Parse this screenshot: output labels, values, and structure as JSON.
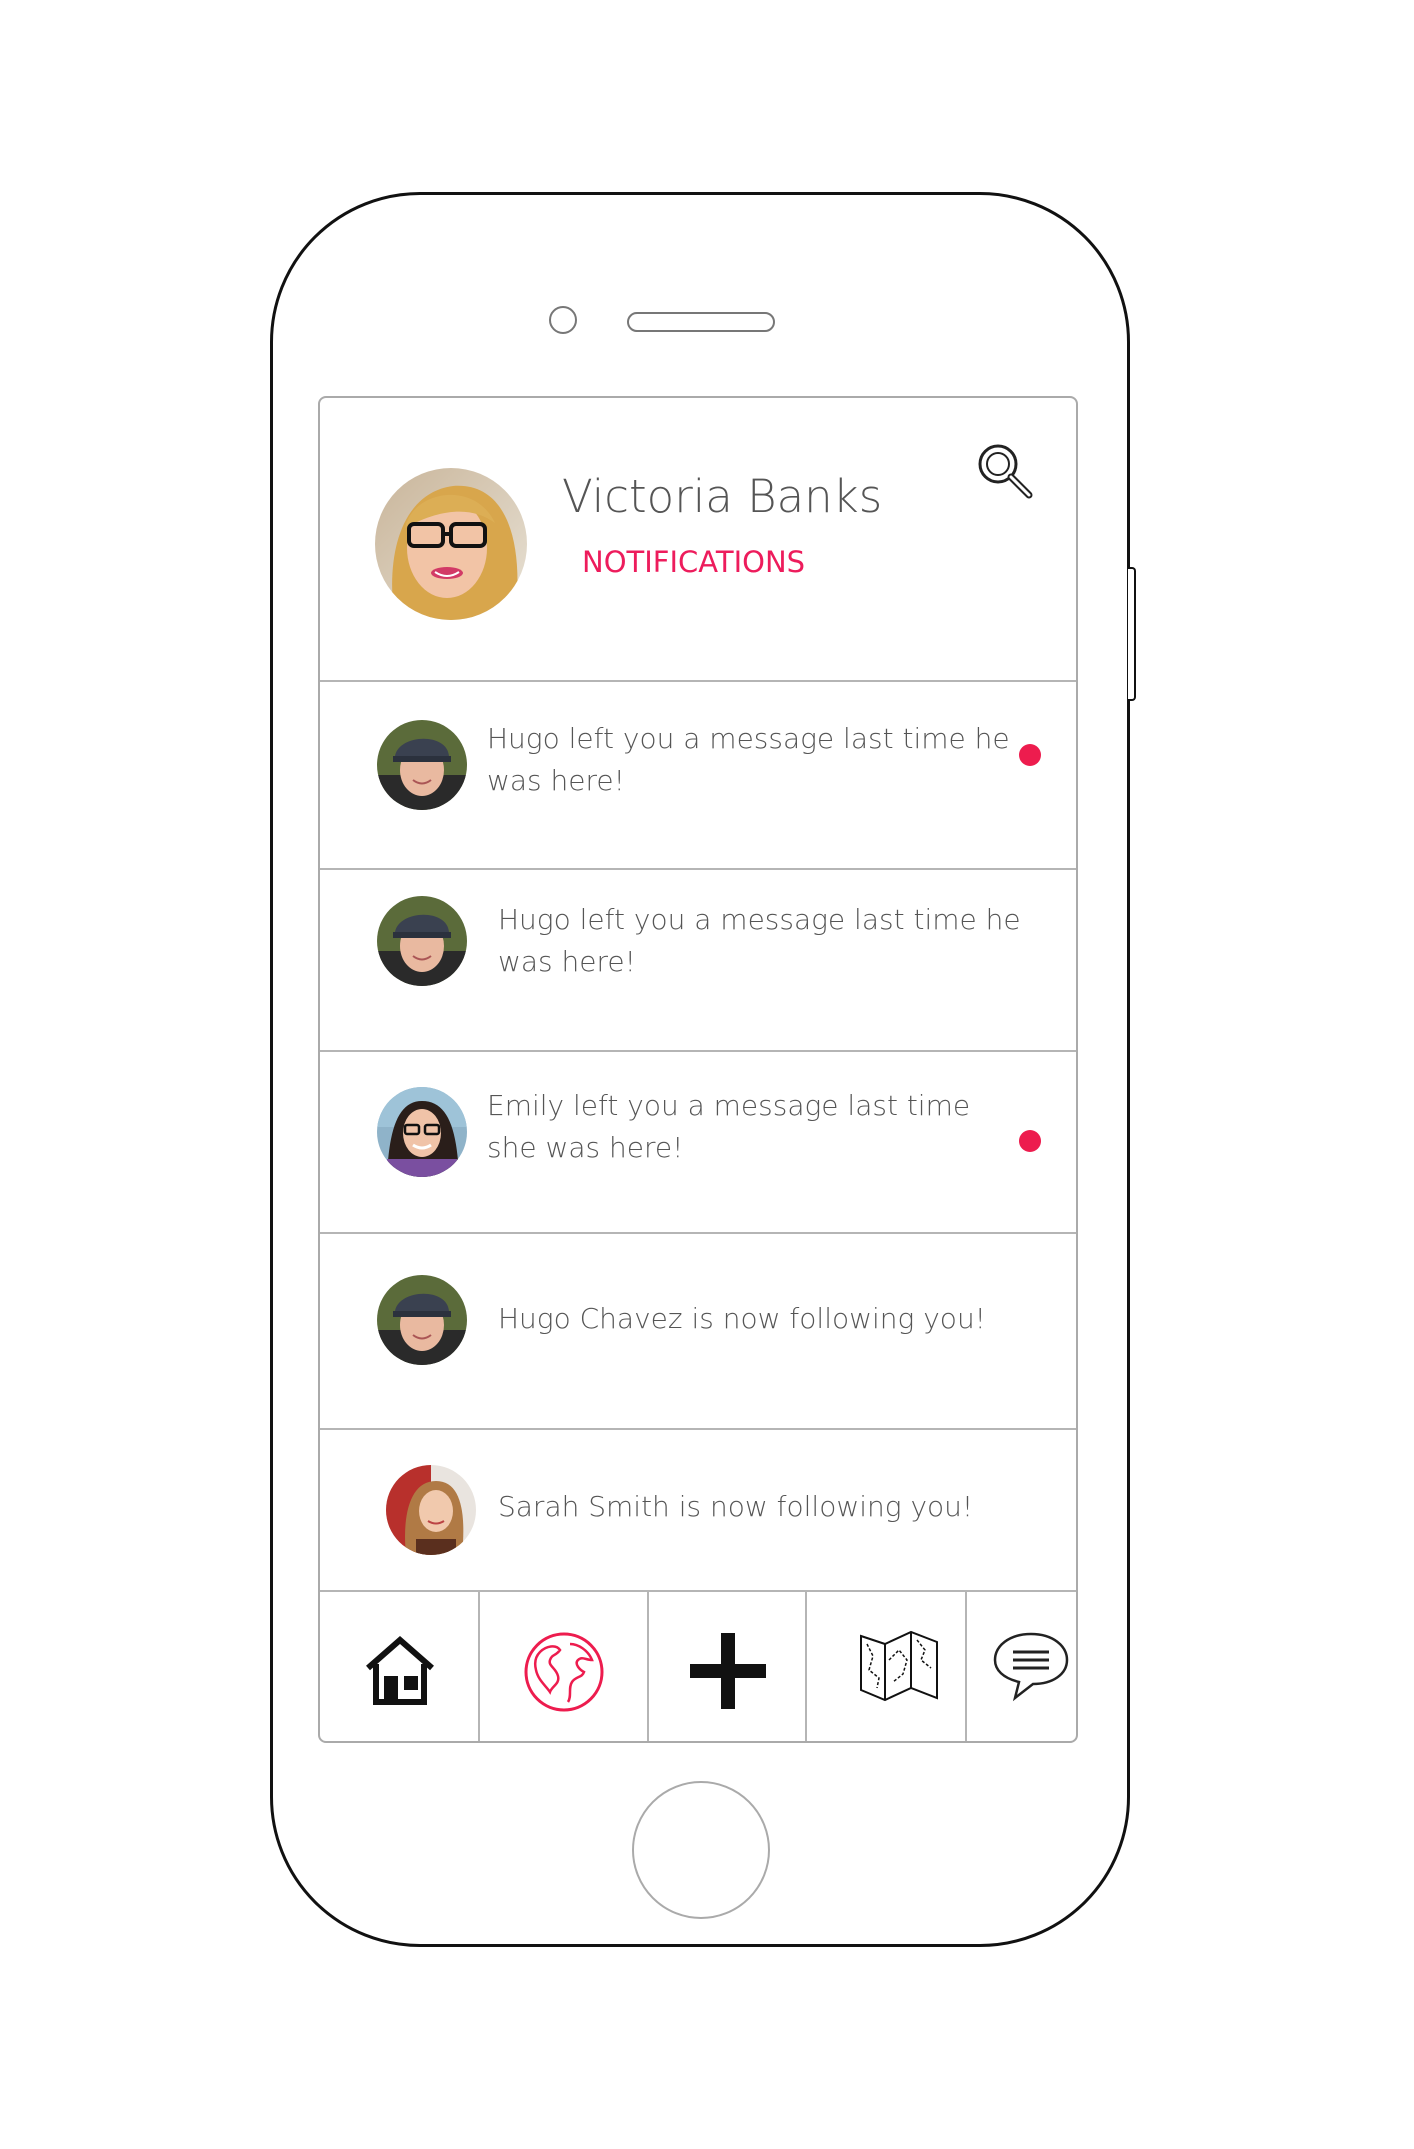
{
  "header": {
    "user_name": "Victoria Banks",
    "section_title": "NOTIFICATIONS"
  },
  "notifications": [
    {
      "text_line1": "Hugo left you a message last time he",
      "text_line2": "was here!",
      "unread": true,
      "avatar": "hugo-avatar"
    },
    {
      "text_line1": "Hugo left you a message last time he",
      "text_line2": "was here!",
      "unread": false,
      "avatar": "hugo-avatar"
    },
    {
      "text_line1": "Emily left you a message last time",
      "text_line2": "she was here!",
      "unread": true,
      "avatar": "emily-avatar"
    },
    {
      "text_line1": "Hugo Chavez is now following you!",
      "text_line2": "",
      "unread": false,
      "avatar": "hugo-avatar"
    },
    {
      "text_line1": "Sarah Smith is now following you!",
      "text_line2": "",
      "unread": false,
      "avatar": "sarah-avatar"
    }
  ],
  "tabbar": {
    "tabs": [
      {
        "icon": "home-icon",
        "active": false
      },
      {
        "icon": "globe-icon",
        "active": true
      },
      {
        "icon": "plus-icon",
        "active": false
      },
      {
        "icon": "map-icon",
        "active": false
      },
      {
        "icon": "chat-bubble-icon",
        "active": false
      }
    ]
  },
  "colors": {
    "accent": "#ed1c5c",
    "unread_dot": "#ed1c4e",
    "text": "#555555",
    "divider": "#b5b5b5"
  }
}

**WHAT IS REQUIRED:** Pictures in the records above should not be copied. Repeat everything else exactly.

**RESPONSE TO THE TASK:**
Parse this screenshot: output labels, values, and structure as JSON.
{
  "header": {
    "user_name": "Victoria Banks",
    "section_title": "NOTIFICATIONS"
  },
  "notifications": [
    {
      "text_line1": "Hugo left you a message last time he",
      "text_line2": "was here!",
      "unread": true,
      "avatar": "hugo-avatar"
    },
    {
      "text_line1": "Hugo left you a message last time he",
      "text_line2": "was here!",
      "unread": false,
      "avatar": "hugo-avatar"
    },
    {
      "text_line1": "Emily left you a message last time",
      "text_line2": "she was here!",
      "unread": true,
      "avatar": "emily-avatar"
    },
    {
      "text_line1": "Hugo Chavez is now following you!",
      "text_line2": "",
      "unread": false,
      "avatar": "hugo-avatar"
    },
    {
      "text_line1": "Sarah Smith is now following you!",
      "text_line2": "",
      "unread": false,
      "avatar": "sarah-avatar"
    }
  ],
  "tabbar": {
    "tabs": [
      {
        "icon": "home-icon",
        "active": false
      },
      {
        "icon": "globe-icon",
        "active": true
      },
      {
        "icon": "plus-icon",
        "active": false
      },
      {
        "icon": "map-icon",
        "active": false
      },
      {
        "icon": "chat-bubble-icon",
        "active": false
      }
    ]
  },
  "colors": {
    "accent": "#ed1c5c",
    "unread_dot": "#ed1c4e",
    "text": "#555555",
    "divider": "#b5b5b5"
  }
}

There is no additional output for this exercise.